Rewrite the text on grid control of wind turbines starting at "VSG control simulates" and ending at "requirements during faults.", switching "voltage sags" to "voltage dips".

**DOCUMENT SECTION**
--
As for load reduction control, it suggests operating wind turbines in a non-maximal power tracking mode, reserving part of the power capacity to support grid frequency regulation [13]. While providing reserve support, this approach reduces the utilization efficiency of wind energy.
VSG control simulates the characteristics of synchronous generators, enabling grid-connected inverters to perform both frequency regulation and voltage support, thereby enhancing system stability and grid acceptance. However, since the control objectives focus on active and reactive power, during grid voltage sags, the output current rapidly increases to maintain active and reactive power at reference values. If not properly limited, this could threaten the safe operation of power electronic devices. Conversely, overly restrictive limits may prevent wind turbines from providing proper reactive power support as required by national standards. This creates a conflict between VSG control and LVRT strategies, necessitating the development of combined control schemes that can ensure frequency stability during fluctuations and meet voltage support requirements during faults.
Virtual impedance control is commonly employed to enhance the LVRT characteristics of grid-forming renewable energy systems. Reference [14] employs adaptive virtual impedance and voltage feed-forward current-limiting methods. These approaches effectively suppress fault currents while maintaining the VSG’s dynamic frequency and voltage support capabilities during normal operation. Reference [15] proposes a dynamic power adjustment strategy integrated with an LVRT scheme. This method combines virtual impedance control with current limiter switching. It addresses overcurrent issues in grid-forming inverters while improving the system’s power angle stability. Reference [16] utilizes virtual impedance control to improve converter performance under various fault conditions. This achieves both fault current suppression and enhanced power synchronization. However, the virtual impedance-based control methods struggle to ensure maximum power output from renewable energy units. Reference [17] employs virtual resistance and phasor-based current-limiting methods to restrict steady-state fault current and transient impact current during faults. However, these methods “freeze” the reactive power regulator during faults, making it difficult to determine the precise reactive power output during such events. In [18], the fault occurrence time is first identified, and control strategies are switched during faults to provide reactive support. Nevertheless, due to differences in output variable types and states across various control modes, switching can cause significant transient currents. To mitigate this, reference [19] designs a smooth switching strategy that avoids current shocks during mode transitions, while designing and implementing such control schemes adds complexity.
--
**INFORMATION SHOWN**
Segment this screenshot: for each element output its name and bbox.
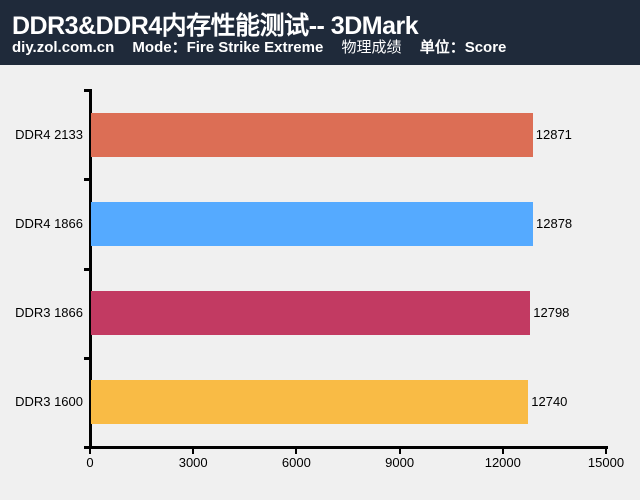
--
**OUTPUT FOR THIS EXERCISE**
VSG control simulates the characteristics of synchronous generators, enabling grid-connected inverters to perform both frequency regulation and voltage support, thereby enhancing system stability and grid acceptance. However, since the control objectives focus on active and reactive power, during grid voltage dips, the output current rapidly increases to maintain active and reactive power at reference values. If not properly limited, this could threaten the safe operation of power electronic devices. Conversely, overly restrictive limits may prevent wind turbines from providing proper reactive power support as required by national standards. This creates a conflict between VSG control and LVRT strategies, necessitating the development of combined control schemes that can ensure frequency stability during fluctuations and meet voltage support requirements during faults.